| WHAT TO DO |
In the listing below, locate the lines that hold "重力势能减小" and copy them.

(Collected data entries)
** Start **

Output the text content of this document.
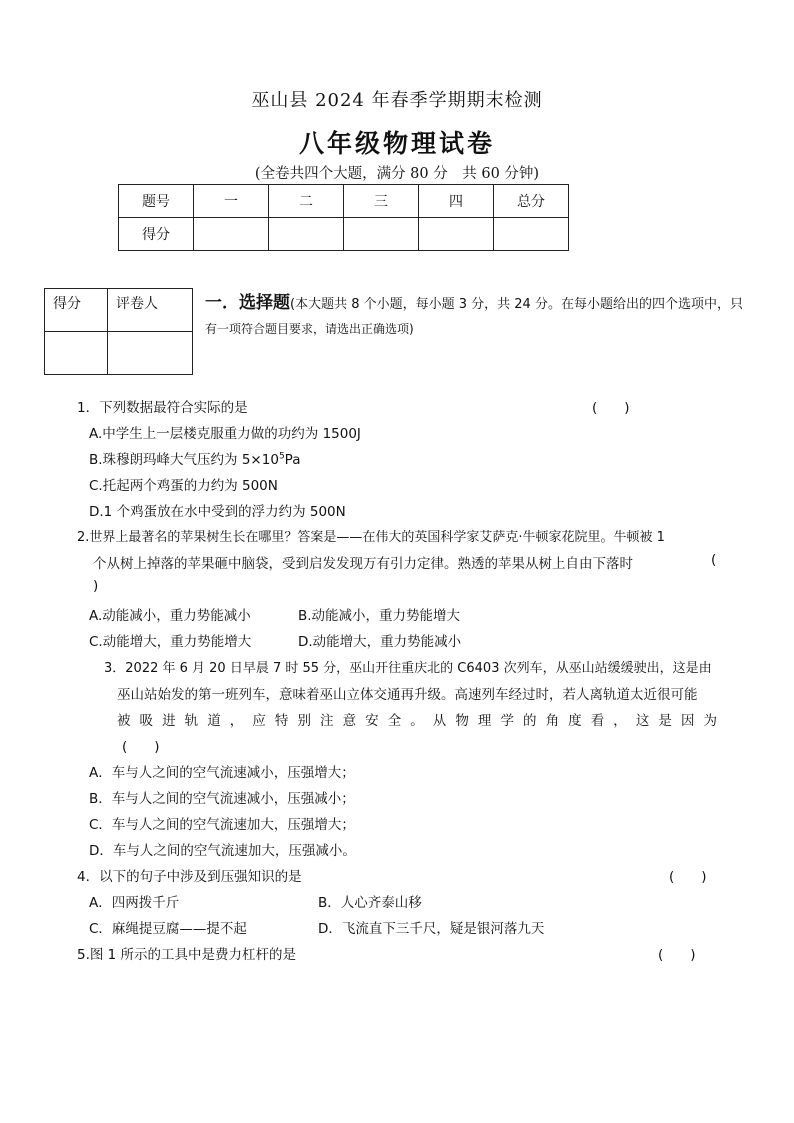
巫山县 2024 年春季学期期末检测
八年级物理试卷
(全卷共四个大题，满分 80 分　共 60 分钟)
题号	一	二	三	四	总分
得分					
得分	评卷人
		一．选择题(本大题共 8 个小题，每小题 3 分，共 24 分。在每小题给出的四个选项中，只
有一项符合题目要求，请选出正确选项)
1．下列数据最符合实际的是	(　　)
A.中学生上一层楼克服重力做的功约为 1500J
B.珠穆朗玛峰大气压约为 $5\times 10^5Pa$
C.托起两个鸡蛋的力约为 500N
D.1 个鸡蛋放在水中受到的浮力约为 500N
2.世界上最著名的苹果树生长在哪里？答案是——在伟大的英国科学家艾萨克·牛顿家花院里。牛顿被 1
个从树上掉落的苹果砸中脑袋，受到启发发现万有引力定律。熟透的苹果从树上自由下落时	(
)
A.动能减小，重力势能减小	B.动能减小，重力势能增大
C.动能增大，重力势能增大	D.动能增大，重力势能减小
3．2022 年 6 月 20 日早晨 7 时 55 分，巫山开往重庆北的 C6403 次列车，从巫山站缓缓驶出，这是由
巫山站始发的第一班列车，意味着巫山立体交通再升级。高速列车经过时，若人离轨道太近很可能
被吸进轨道，应特别注意安全。从物理学的角度看，这是因为
(　　)
A．车与人之间的空气流速减小，压强增大；
B．车与人之间的空气流速减小，压强减小；
C．车与人之间的空气流速加大，压强增大；
D．车与人之间的空气流速加大，压强减小。
4．以下的句子中涉及到压强知识的是	(　　)
A．四两拨千斤	B．人心齐泰山移
C．麻绳提豆腐——提不起	D．飞流直下三千尺，疑是银河落九天
5.图 1 所示的工具中是费力杠杆的是	(　　)
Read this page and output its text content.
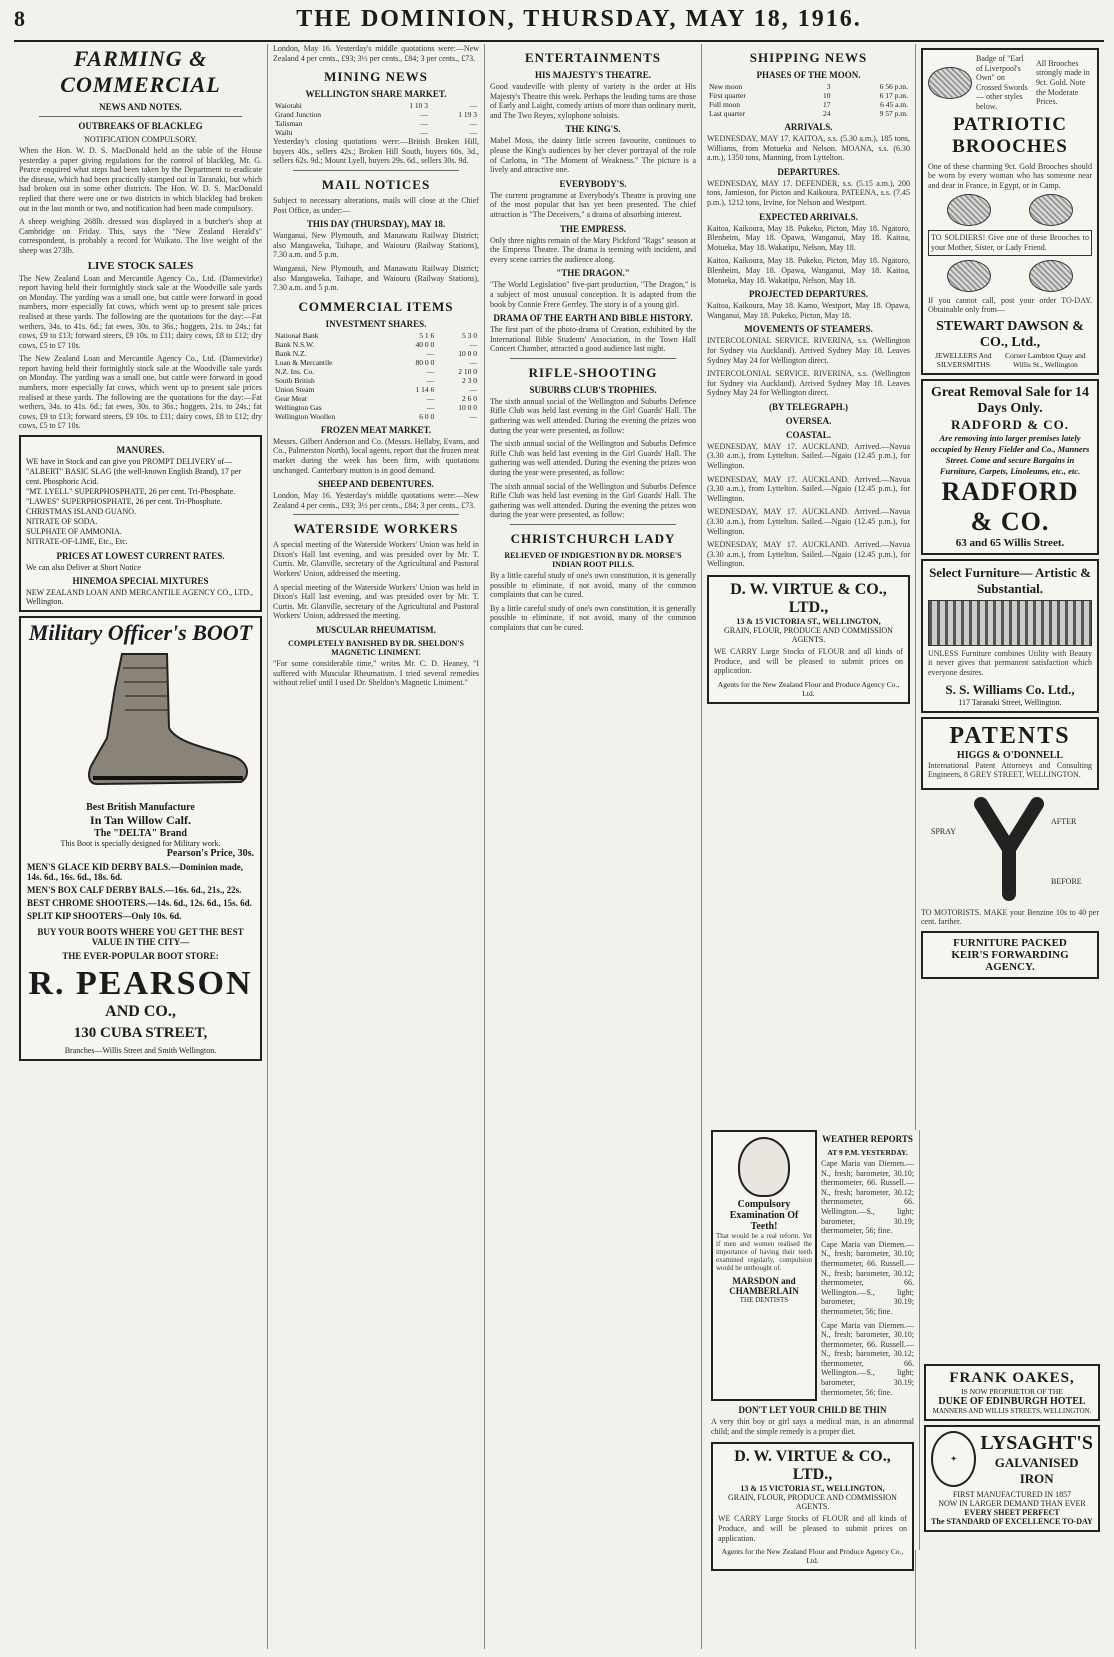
8	THE DOMINION, THURSDAY, MAY 18, 1916.
FARMING & COMMERCIAL
NEWS AND NOTES.
OUTBREAKS OF BLACKLEG
NOTIFICATION COMPULSORY.

When the Hon. W. D. S. MacDonald held an the table of the House yesterday a paper giving regulations for the control of blackleg, Mr. G. Pearce enquired what steps had been taken by the Department to eradicate the disease, which had been practically stamped out in Taranaki, but which had broken out in some other districts. The Hon. W. D. S. MacDonald replied that there were one or two districts in which blackleg had broken out in the last month or two, and notification had been made compulsory.

A sheep weighing 268lb. dressed was displayed in a butcher's shop at Cambridge on Friday. This, says the "New Zealand Herald's" correspondent, is probably a record for Waikato. The live weight of the sheep was 273lb.

LIVE STOCK SALES

The New Zealand Loan and Mercantile Agency Co., Ltd. (Dannevirke) report having held their fortnightly stock sale at the Woodville sale yards on Monday. The yarding was a small one, but cattle were forward in good numbers, more especially fat cows, which went up to present sale prices realised at these yards. The following are the quotations for the day:—Fat wethers, 34s. to 41s. 6d.; fat ewes, 30s. to 36s.; hoggets, 21s. to 24s.; fat cows, £9 to £13; forward steers, £9 10s. to £11; dairy cows, £8 to £12; dry cows, £5 to £7 10s.

The New Zealand Loan and Mercantile Agency Co., Ltd. (Dannevirke) report having held their fortnightly stock sale at the Woodville sale yards on Monday. The yarding was a small one, but cattle were forward in good numbers, more especially fat cows, which went up to present sale prices realised at these yards. The following are the quotations for the day:—Fat wethers, 34s. to 41s. 6d.; fat ewes, 30s. to 36s.; hoggets, 21s. to 24s.; fat cows, £9 to £13; forward steers, £9 10s. to £11; dairy cows, £8 to £12; dry cows, £5 to £7 10s.

MANURES.
WE have in Stock and can give you PROMPT DELIVERY of—
"ALBERT" BASIC SLAG (the well-known English Brand), 17 per cent. Phosphoric Acid.
"MT. LYELL" SUPERPHOSPHATE, 26 per cent. Tri-Phosphate.
"LAWES" SUPERPHOSPHATE, 26 per cent. Tri-Phosphate.
CHRISTMAS ISLAND GUANO.
NITRATE OF SODA.
SULPHATE OF AMMONIA.
NITRATE-OF-LIME, Etc., Etc.
PRICES AT LOWEST CURRENT RATES.
We can also Deliver at Short Notice
HINEMOA SPECIAL MIXTURES
NEW ZEALAND LOAN AND MERCANTILE AGENCY CO., LTD., Wellington.
Military Officer's BOOT
Best British Manufacture
In Tan Willow Calf.
The "DELTA" Brand
This Boot is specially designed for Military work.
Pearson's Price, 30s.
MEN'S GLACE KID DERBY BALS.—Dominion made, 14s. 6d., 16s. 6d., 18s. 6d.
MEN'S BOX CALF DERBY BALS.—16s. 6d., 21s., 22s.
BEST CHROME SHOOTERS.—14s. 6d., 12s. 6d., 15s. 6d.
SPLIT KIP SHOOTERS—Only 10s. 6d.
BUY YOUR BOOTS WHERE YOU GET THE BEST VALUE IN THE CITY—
THE EVER-POPULAR BOOT STORE:
R. PEARSON
AND CO.,
130 CUBA STREET,
Branches—Willis Street and Smith Wellington.

London, May 16. Yesterday's middle quotations were:—New Zealand 4 per cents., £93; 3½ per cents., £84; 3 per cents., £73.

MINING NEWS
WELLINGTON SHARE MARKET.
Waiotahi	1 10 3	—
Grand Junction	—	1 19 3
Talisman	—	—
Waihi	—	—

Yesterday's closing quotations were:—British Broken Hill, buyers 40s., sellers 42s.; Broken Hill South, buyers 60s. 3d., sellers 62s. 9d.; Mount Lyell, buyers 29s. 6d., sellers 30s. 9d.

MAIL NOTICES

Subject to necessary alterations, mails will close at the Chief Post Office, as under:—

THIS DAY (THURSDAY), MAY 18.

Wanganui, New Plymouth, and Manawatu Railway District; also Mangaweka, Taihape, and Waiouru (Railway Stations), 7.30 a.m. and 5 p.m.

Wanganui, New Plymouth, and Manawatu Railway District; also Mangaweka, Taihape, and Waiouru (Railway Stations), 7.30 a.m. and 5 p.m.

COMMERCIAL ITEMS
INVESTMENT SHARES.
National Bank	5 1 6	5 3 0
Bank N.S.W.	40 0 0	—
Bank N.Z.	—	10 0 0
Loan & Mercantile	80 0 0	—
N.Z. Ins. Co.	—	2 10 0
South British	—	2 3 0
Union Steam	1 14 6	—
Gear Meat	—	2 6 0
Wellington Gas	—	10 0 0
Wellington Woollen	6 0 0	—
FROZEN MEAT MARKET.

Messrs. Gilbert Anderson and Co. (Messrs. Hellaby, Evans, and Co., Palmerston North), local agents, report that the frozen meat market during the week has been firm, with quotations unchanged. Canterbury mutton is in good demand.

SHEEP AND DEBENTURES.

London, May 16. Yesterday's middle quotations were:—New Zealand 4 per cents., £93; 3½ per cents., £84; 3 per cents., £73.

WATERSIDE WORKERS

A special meeting of the Waterside Workers' Union was held in Dixon's Hall last evening, and was presided over by Mr. T. Curtis. Mr. Glanville, secretary of the Agricultural and Pastoral Workers' Union, addressed the meeting.

A special meeting of the Waterside Workers' Union was held in Dixon's Hall last evening, and was presided over by Mr. T. Curtis. Mr. Glanville, secretary of the Agricultural and Pastoral Workers' Union, addressed the meeting.

MUSCULAR RHEUMATISM.
COMPLETELY BANISHED BY DR. SHELDON'S MAGNETIC LINIMENT.

"For some considerable time," writes Mr. C. D. Heaney, "I suffered with Muscular Rheumatism. I tried several remedies without relief until I used Dr. Sheldon's Magnetic Liniment."

ENTERTAINMENTS
HIS MAJESTY'S THEATRE.

Good vaudeville with plenty of variety is the order at His Majesty's Theatre this week. Perhaps the leading turns are those of Early and Laight, comedy artists of more than ordinary merit, and The Two Reyes, xylophone soloists.

THE KING'S.

Mabel Moss, the dainty little screen favourite, continues to please the King's audiences by her clever portrayal of the role of Carlotta, in "The Moment of Weakness." The picture is a lively and attractive one.

EVERYBODY'S.

The current programme at Everybody's Theatre is proving one of the most popular that has yet been presented. The chief attraction is "The Deceivers," a drama of absorbing interest.

THE EMPRESS.

Only three nights remain of the Mary Pickford "Rags" season at the Empress Theatre. The drama is teeming with incident, and every scene carries the audience along.

"THE DRAGON."

"The World Legislation" five-part production, "The Dragon," is a subject of most unusual conception. It is adapted from the book by Connie Frere Gerrley. The story is of a young girl.

DRAMA OF THE EARTH AND BIBLE HISTORY.

The first part of the photo-drama of Creation, exhibited by the International Bible Students' Association, in the Town Hall Concert Chamber, attracted a good audience last night.

RIFLE-SHOOTING
SUBURBS CLUB'S TROPHIES.

The sixth annual social of the Wellington and Suburbs Defence Rifle Club was held last evening in the Girl Guards' Hall. The gathering was well attended. During the evening the prizes won during the year were presented, as follow:

The sixth annual social of the Wellington and Suburbs Defence Rifle Club was held last evening in the Girl Guards' Hall. The gathering was well attended. During the evening the prizes won during the year were presented, as follow:

The sixth annual social of the Wellington and Suburbs Defence Rifle Club was held last evening in the Girl Guards' Hall. The gathering was well attended. During the evening the prizes won during the year were presented, as follow:

CHRISTCHURCH LADY
RELIEVED OF INDIGESTION BY DR. MORSE'S INDIAN ROOT PILLS.

By a little careful study of one's own constitution, it is generally possible to eliminate, if not avoid, many of the common complaints that can be cured.

By a little careful study of one's own constitution, it is generally possible to eliminate, if not avoid, many of the common complaints that can be cured.

SHIPPING NEWS
PHASES OF THE MOON.
New moon	3	6 56 p.m.
First quarter	10	6 17 p.m.
Full moon	17	6 45 a.m.
Last quarter	24	9 57 p.m.
ARRIVALS.

WEDNESDAY, MAY 17. KAITOA, s.s. (5.30 a.m.), 185 tons, Williams, from Motueka and Nelson. MOANA, s.s. (6.30 a.m.), 1350 tons, Manning, from Lyttelton.

DEPARTURES.

WEDNESDAY, MAY 17. DEFENDER, s.s. (5.15 a.m.), 200 tons, Jamieson, for Picton and Kaikoura. PATEENA, s.s. (7.45 p.m.), 1212 tons, Irvine, for Nelson and Westport.

EXPECTED ARRIVALS.

Kaitoa, Kaikoura, May 18. Pukeko, Picton, May 18. Ngatoro, Blenheim, May 18. Opawa, Wanganui, May 18. Kaitoa, Motueka, May 18. Wakatipu, Nelson, May 18.

Kaitoa, Kaikoura, May 18. Pukeko, Picton, May 18. Ngatoro, Blenheim, May 18. Opawa, Wanganui, May 18. Kaitoa, Motueka, May 18. Wakatipu, Nelson, May 18.

PROJECTED DEPARTURES.

Kaitoa, Kaikoura, May 18. Kamo, Westport, May 18. Opawa, Wanganui, May 18. Pukeko, Picton, May 18.

MOVEMENTS OF STEAMERS.

INTERCOLONIAL SERVICE. RIVERINA, s.s. (Wellington for Sydney via Auckland). Arrived Sydney May 18. Leaves Sydney May 24 for Wellington direct.

INTERCOLONIAL SERVICE. RIVERINA, s.s. (Wellington for Sydney via Auckland). Arrived Sydney May 18. Leaves Sydney May 24 for Wellington direct.

(BY TELEGRAPH.)
OVERSEA.
COASTAL.

WEDNESDAY, MAY 17. AUCKLAND. Arrived.—Navua (3.30 a.m.), from Lyttelton. Sailed.—Ngaio (12.45 p.m.), for Wellington.

WEDNESDAY, MAY 17. AUCKLAND. Arrived.—Navua (3.30 a.m.), from Lyttelton. Sailed.—Ngaio (12.45 p.m.), for Wellington.

WEDNESDAY, MAY 17. AUCKLAND. Arrived.—Navua (3.30 a.m.), from Lyttelton. Sailed.—Ngaio (12.45 p.m.), for Wellington.

WEDNESDAY, MAY 17. AUCKLAND. Arrived.—Navua (3.30 a.m.), from Lyttelton. Sailed.—Ngaio (12.45 p.m.), for Wellington.

D. W. VIRTUE & CO., LTD.,
13 & 15 VICTORIA ST., WELLINGTON,
GRAIN, FLOUR, PRODUCE AND COMMISSION AGENTS.

WE CARRY Large Stocks of FLOUR and all kinds of Produce, and will be pleased to submit prices on application.

Agents for the New Zealand Flour and Produce Agency Co., Ltd.
Badge of "Earl of Liverpool's Own" on Crossed Swords — other styles below.
All Brooches strongly made in 9ct. Gold. Note the Moderate Prices.
PATRIOTIC BROOCHES

One of these charming 9ct. Gold Brooches should be worn by every woman who has someone near and dear in France, in Egypt, or in Camp.

TO SOLDIERS! Give one of these Brooches to your Mother, Sister, or Lady Friend.
If you cannot call, post your order TO-DAY. Obtainable only from—
STEWART DAWSON & CO., Ltd.,
JEWELLERS And SILVERSMITHS
Corner Lambton Quay and Willis St., Wellington
Great Removal Sale for 14 Days Only.
RADFORD & CO.
Are removing into larger premises lately occupied by Henry Fielder and Co., Manners Street. Come and secure Bargains in Furniture, Carpets, Linoleums, etc., etc.
RADFORD & CO.
63 and 65 Willis Street.
Select Furniture— Artistic & Substantial.

UNLESS Furniture combines Utility with Beauty it never gives that permanent satisfaction which everyone desires.

S. S. Williams Co. Ltd.,
117 Taranaki Street, Wellington.
PATENTS
HIGGS & O'DONNELL

International Patent Attorneys and Consulting Engineers, 8 GREY STREET, WELLINGTON.

SPRAY
AFTER
BEFORE

TO MOTORISTS. MAKE your Benzine 10s to 40 per cent. farther.

FURNITURE PACKED
KEIR'S FORWARDING AGENCY.
Compulsory Examination Of Teeth!

That would be a real reform. Yet if men and women realised the importance of having their teeth examined regularly, compulsion would be unthought of.

MARSDON and CHAMBERLAIN
THE DENTISTS
WEATHER REPORTS
AT 9 P.M. YESTERDAY.

Cape Maria van Diemen.—N., fresh; barometer, 30.10; thermometer, 66. Russell.—N., fresh; barometer, 30.12; thermometer, 66. Wellington.—S., light; barometer, 30.19; thermometer, 56; fine.

Cape Maria van Diemen.—N., fresh; barometer, 30.10; thermometer, 66. Russell.—N., fresh; barometer, 30.12; thermometer, 66. Wellington.—S., light; barometer, 30.19; thermometer, 56; fine.

Cape Maria van Diemen.—N., fresh; barometer, 30.10; thermometer, 66. Russell.—N., fresh; barometer, 30.12; thermometer, 66. Wellington.—S., light; barometer, 30.19; thermometer, 56; fine.

DON'T LET YOUR CHILD BE THIN

A very thin boy or girl says a medical man, is an abnormal child; and the simple remedy is a proper diet.

D. W. VIRTUE & CO., LTD.,
13 & 15 VICTORIA ST., WELLINGTON,
GRAIN, FLOUR, PRODUCE AND COMMISSION AGENTS.

WE CARRY Large Stocks of FLOUR and all kinds of Produce, and will be pleased to submit prices on application.

Agents for the New Zealand Flour and Produce Agency Co., Ltd.
FRANK OAKES,
IS NOW PROPRIETOR OF THE
DUKE OF EDINBURGH HOTEL
MANNERS AND WILLIS STREETS, WELLINGTON.
✦
LYSAGHT'S
GALVANISED
IRON
FIRST MANUFACTURED IN 1857
NOW IN LARGER DEMAND THAN EVER
EVERY SHEET PERFECT
The STANDARD OF EXCELLENCE TO-DAY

** End **

| PROBLEM SOLUTION |
A.动能减小，重力势能减小	B.动能减小，重力势能增大
C.动能增大，重力势能增大	D.动能增大，重力势能减小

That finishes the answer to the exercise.